TASK TO COMPLETE ▸
Identify the line with "Type out the text in this image."; copy word for word that line and every one after it, to the end of the listing. Exclude pictures.

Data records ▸
········

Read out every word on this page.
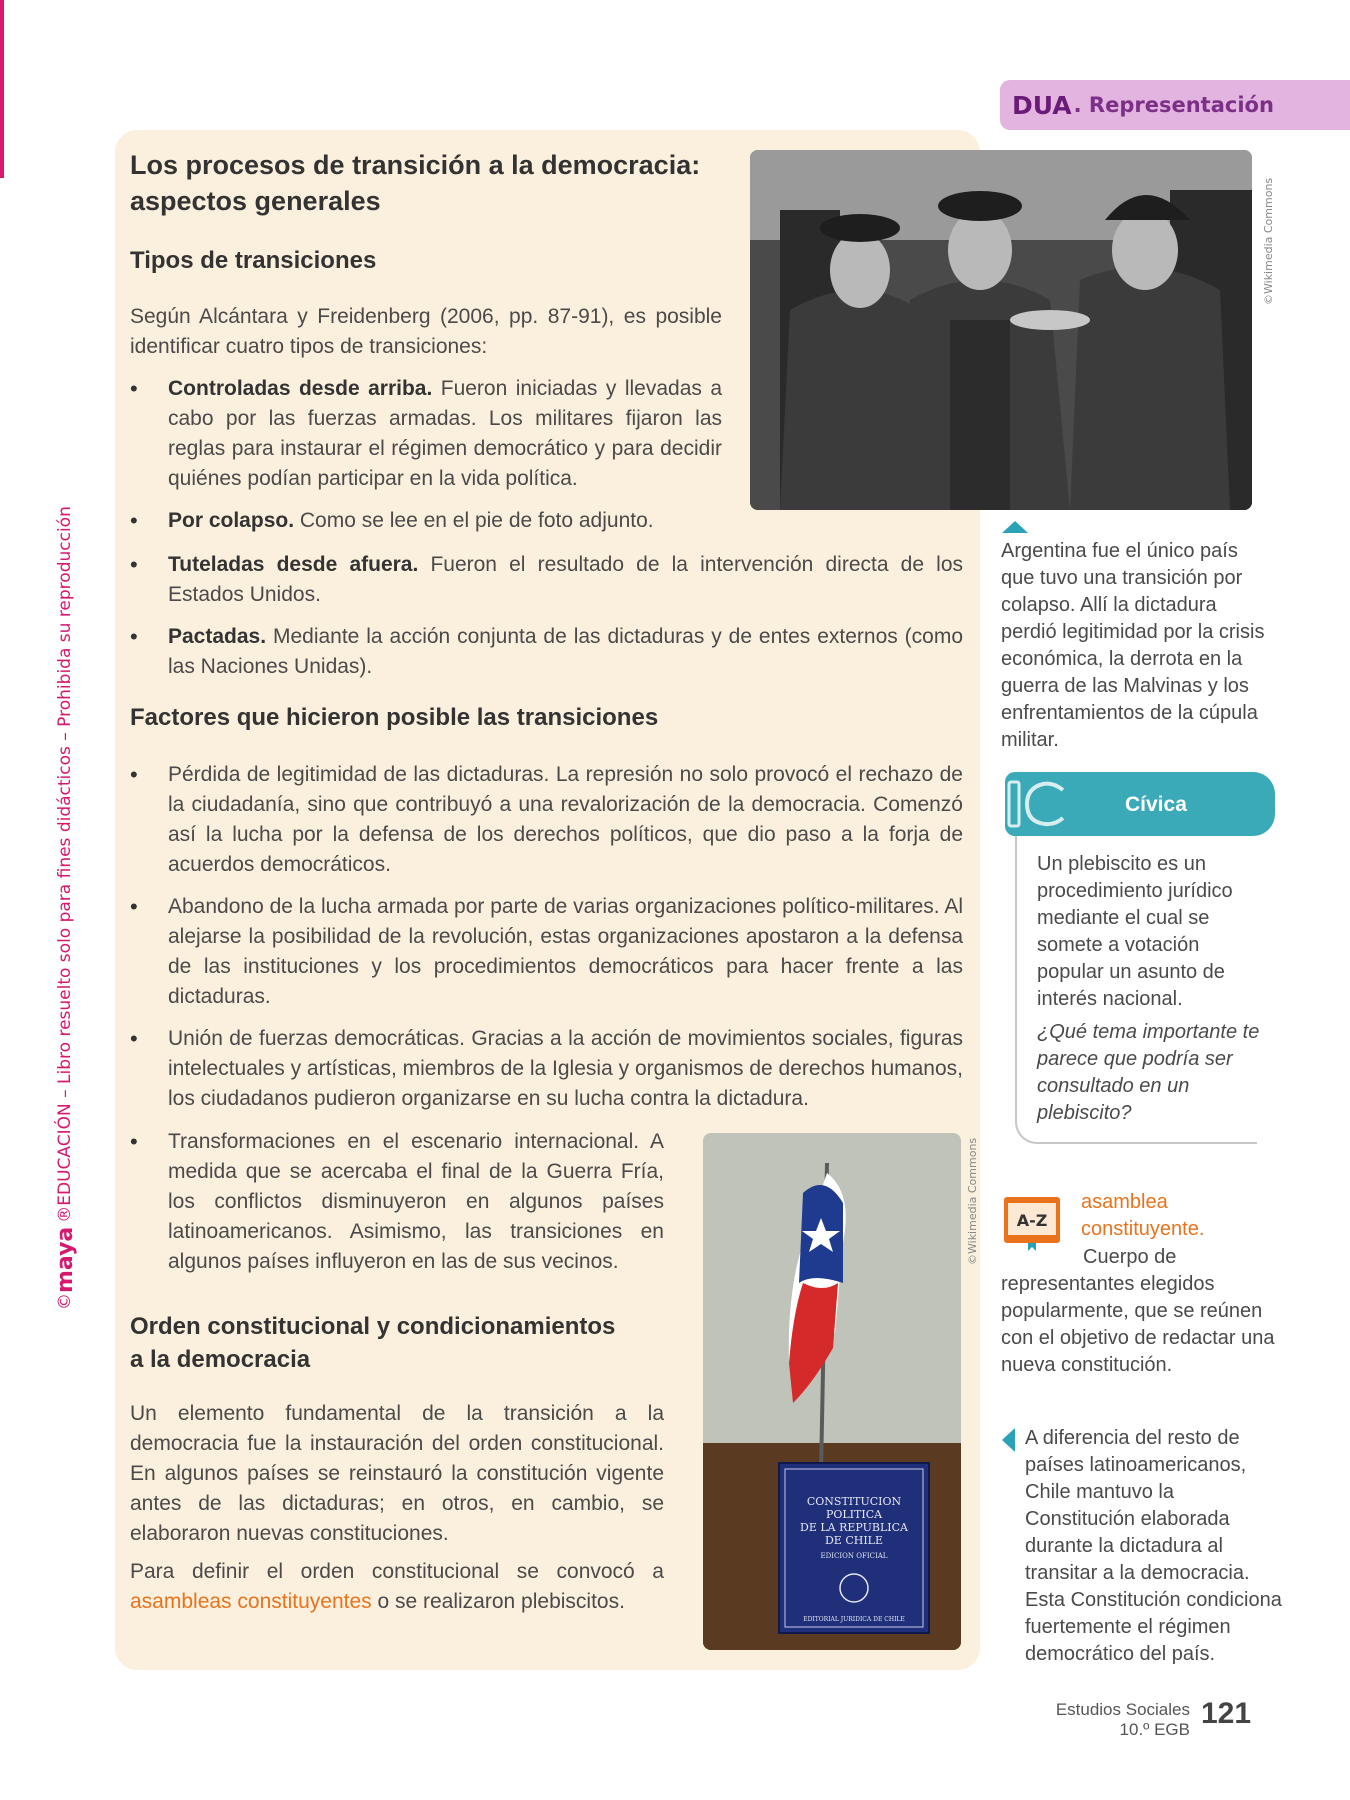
©
maya
®EDUCACIÓN – Libro resuelto solo para fines didácticos – Prohibida su reproducción
DUA . Representación
Los procesos de transición a la democracia:
aspectos generales
Tipos de transiciones
Según Alcántara y Freidenberg (2006, pp. 87-91), es posible identificar cuatro tipos de transiciones:
• Controladas desde arriba. Fueron iniciadas y llevadas a cabo por las fuerzas armadas. Los militares fijaron las reglas para instaurar el régimen democrático y para decidir quiénes podían participar en la vida política.
• Por colapso. Como se lee en el pie de foto adjunto.
• Tuteladas desde afuera. Fueron el resultado de la intervención directa de los Estados Unidos.
• Pactadas. Mediante la acción conjunta de las dictaduras y de entes externos (como las Naciones Unidas).
Factores que hicieron posible las transiciones
• Pérdida de legitimidad de las dictaduras. La represión no solo provocó el rechazo de la ciudadanía, sino que contribuyó a una revalorización de la democracia. Comenzó así la lucha por la defensa de los derechos políticos, que dio paso a la forja de acuerdos democráticos.
• Abandono de la lucha armada por parte de varias organizaciones político-militares. Al alejarse la posibilidad de la revolución, estas organizaciones apostaron a la defensa de las instituciones y los procedimientos democráticos para hacer frente a las dictaduras.
• Unión de fuerzas democráticas. Gracias a la acción de movimientos sociales, figuras intelectuales y artísticas, miembros de la Iglesia y organismos de derechos humanos, los ciudadanos pudieron organizarse en su lucha contra la dictadura.
• Transformaciones en el escenario internacional. A medida que se acercaba el final de la Guerra Fría, los conflictos disminuyeron en algunos países latinoamericanos. Asimismo, las transiciones en algunos países influyeron en las de sus vecinos.
Orden constitucional y condicionamientos
a la democracia
Un elemento fundamental de la transición a la democracia fue la instauración del orden constitucional. En algunos países se reinstauró la constitución vigente antes de las dictaduras; en otros, en cambio, se elaboraron nuevas constituciones.
Para definir el orden constitucional se convocó a asambleas constituyentes o se realizaron plebiscitos.
©Wikimedia Commons
CONSTITUCION
POLITICA
DE LA REPUBLICA
DE CHILE
EDICION OFICIAL
EDITORIAL JURIDICA DE CHILE
©Wikimedia Commons
Argentina fue el único país que tuvo una transición por colapso. Allí la dictadura perdió legitimidad por la crisis económica, la derrota en la guerra de las Malvinas y los enfrentamientos de la cúpula militar.
Cívica
Un plebiscito es un procedimiento jurídico mediante el cual se somete a votación popular un asunto de interés nacional.
¿Qué tema importante te parece que podría ser consultado en un plebiscito?
A-Z
asamblea constituyente.
Cuerpo de representantes elegidos popularmente, que se reúnen con el objetivo de redactar una nueva constitución.
A diferencia del resto de países latinoamericanos, Chile mantuvo la Constitución elaborada durante la dictadura al transitar a la democracia. Esta Constitución condiciona fuertemente el régimen democrático del país.
Estudios Sociales
10.º EGB 121
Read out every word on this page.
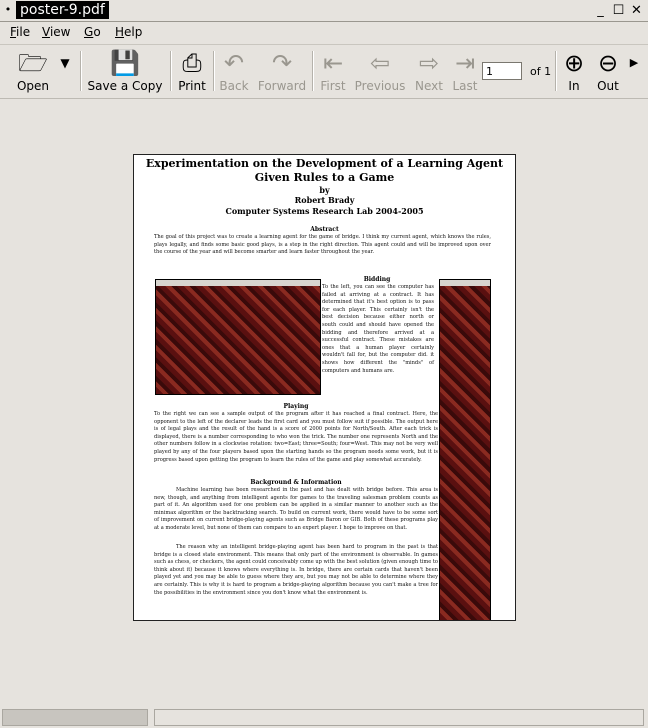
• poster-9.pdf	_ ☐ ✕
File View Go Help
🗁
Open
▼	💾
Save a Copy
⎙
Print
↶
Back
↷
Forward
⇤
First
⇦
Previous
⇨
Next
⇥
Last
⊕
In
⊖
Out
▶
1	of 1
Experimentation on the Development of a Learning Agent
Given Rules to a Game
by
Robert Brady
Computer Systems Research Lab 2004-2005
Abstract
The goal of this project was to create a learning agent for the game of bridge. I think my current agent, which knows the rules, plays legally, and finds some basic good plays, is a step in the right direction. This agent could and will be improved upon over the course of the year and will become smarter and learn faster throughout the year.
Bidding
To the left, you can see the computer has failed at arriving at a contract. It has determined that it's best option is to pass for each player. This certainly isn't the best decision because either north or south could and should have opened the bidding and therefore arrived at a successful contract. These mistakes are ones that a human player certainly wouldn't fall for, but the computer did. it shows how different the "minds" of computers and humans are.
Playing
To the right we can see a sample output of the program after it has reached a final contract. Here, the opponent to the left of the declarer leads the first card and you must follow suit if possible. The output here is of legal plays and the result of the hand is a score of 2000 points for North/South. After each trick is displayed, there is a number corresponding to who won the trick. The number one represents North and the other numbers follow in a clockwise rotation: two=East; three=South; four=West. This may not be very well played by any of the four players based upon the starting hands so the program needs some work, but it is progress based upon getting the program to learn the rules of the game and play somewhat accurately.
Background & Information
Machine learning has been researched in the past and has dealt with bridge before. This area is new, though, and anything from intelligent agents for games to the traveling salesman problem counts as part of it. An algorithm used for one problem can be applied in a similar manner to another such as the minimax algorithm or the backtracking search. To build on current work, there would have to be some sort of improvement on current bridge-playing agents such as Bridge Baron or GIB. Both of these programs play at a moderate level, but none of them can compare to an expert player. I hope to improve on that.
The reason why an intelligent bridge-playing agent has been hard to program in the past is that bridge is a closed state environment. This means that only part of the environment is observable. In games such as chess, or checkers, the agent could conceivably come up with the best solution (given enough time to think about it) because it knows where everything is. In bridge, there are certain cards that haven't been played yet and you may be able to guess where they are, but you may not be able to determine where they are certainly. This is why it is hard to program a bridge-playing algorithm because you can't make a tree for the possibilities in the environment since you don't know what the environment is.
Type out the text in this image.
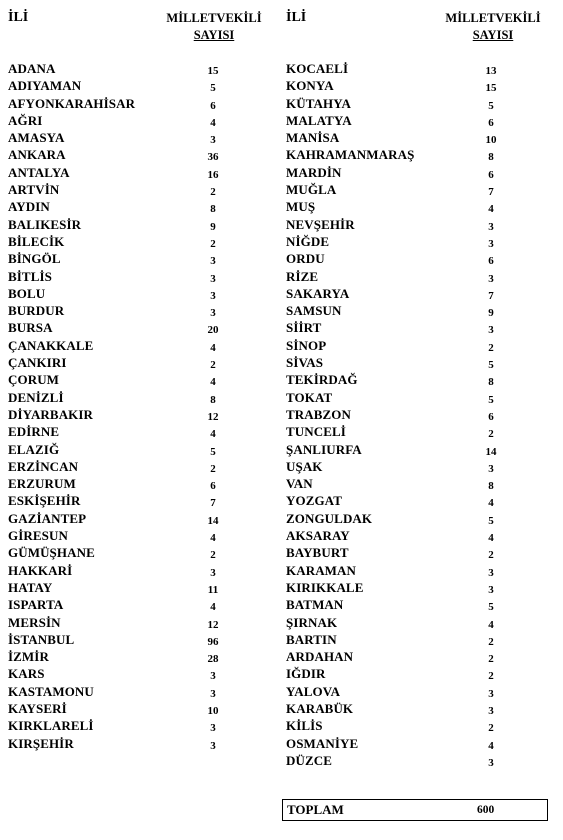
İLİ	MİLLETVEKİLİ
SAYISI
ADANA	15
ADIYAMAN	5
AFYONKARAHİSAR	6
AĞRI	4
AMASYA	3
ANKARA	36
ANTALYA	16
ARTVİN	2
AYDIN	8
BALIKESİR	9
BİLECİK	2
BİNGÖL	3
BİTLİS	3
BOLU	3
BURDUR	3
BURSA	20
ÇANAKKALE	4
ÇANKIRI	2
ÇORUM	4
DENİZLİ	8
DİYARBAKIR	12
EDİRNE	4
ELAZIĞ	5
ERZİNCAN	2
ERZURUM	6
ESKİŞEHİR	7
GAZİANTEP	14
GİRESUN	4
GÜMÜŞHANE	2
HAKKARİ	3
HATAY	11
ISPARTA	4
MERSİN	12
İSTANBUL	96
İZMİR	28
KARS	3
KASTAMONU	3
KAYSERİ	10
KIRKLARELİ	3
KIRŞEHİR	3
İLİ	MİLLETVEKİLİ
SAYISI
KOCAELİ	13
KONYA	15
KÜTAHYA	5
MALATYA	6
MANİSA	10
KAHRAMANMARAŞ	8
MARDİN	6
MUĞLA	7
MUŞ	4
NEVŞEHİR	3
NİĞDE	3
ORDU	6
RİZE	3
SAKARYA	7
SAMSUN	9
SİİRT	3
SİNOP	2
SİVAS	5
TEKİRDAĞ	8
TOKAT	5
TRABZON	6
TUNCELİ	2
ŞANLIURFA	14
UŞAK	3
VAN	8
YOZGAT	4
ZONGULDAK	5
AKSARAY	4
BAYBURT	2
KARAMAN	3
KIRIKKALE	3
BATMAN	5
ŞIRNAK	4
BARTIN	2
ARDAHAN	2
IĞDIR	2
YALOVA	3
KARABÜK	3
KİLİS	2
OSMANİYE	4
DÜZCE	3
TOPLAM	600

········

CORRECT RESULT ▸
Type out the text in this image.
İLİ	MİLLETVEKİLİ
SAYISI
ADANA	15
ADIYAMAN	5
AFYONKARAHİSAR	6
AĞRI	4
AMASYA	3
ANKARA	36
ANTALYA	16
ARTVİN	2
AYDIN	8
BALIKESİR	9
BİLECİK	2
BİNGÖL	3
BİTLİS	3
BOLU	3
BURDUR	3
BURSA	20
ÇANAKKALE	4
ÇANKIRI	2
ÇORUM	4
DENİZLİ	8
DİYARBAKIR	12
EDİRNE	4
ELAZIĞ	5
ERZİNCAN	2
ERZURUM	6
ESKİŞEHİR	7
GAZİANTEP	14
GİRESUN	4
GÜMÜŞHANE	2
HAKKARİ	3
HATAY	11
ISPARTA	4
MERSİN	12
İSTANBUL	96
İZMİR	28
KARS	3
KASTAMONU	3
KAYSERİ	10
KIRKLARELİ	3
KIRŞEHİR	3
İLİ	MİLLETVEKİLİ
SAYISI
KOCAELİ	13
KONYA	15
KÜTAHYA	5
MALATYA	6
MANİSA	10
KAHRAMANMARAŞ	8
MARDİN	6
MUĞLA	7
MUŞ	4
NEVŞEHİR	3
NİĞDE	3
ORDU	6
RİZE	3
SAKARYA	7
SAMSUN	9
SİİRT	3
SİNOP	2
SİVAS	5
TEKİRDAĞ	8
TOKAT	5
TRABZON	6
TUNCELİ	2
ŞANLIURFA	14
UŞAK	3
VAN	8
YOZGAT	4
ZONGULDAK	5
AKSARAY	4
BAYBURT	2
KARAMAN	3
KIRIKKALE	3
BATMAN	5
ŞIRNAK	4
BARTIN	2
ARDAHAN	2
IĞDIR	2
YALOVA	3
KARABÜK	3
KİLİS	2
OSMANİYE	4
DÜZCE	3
TOPLAM	600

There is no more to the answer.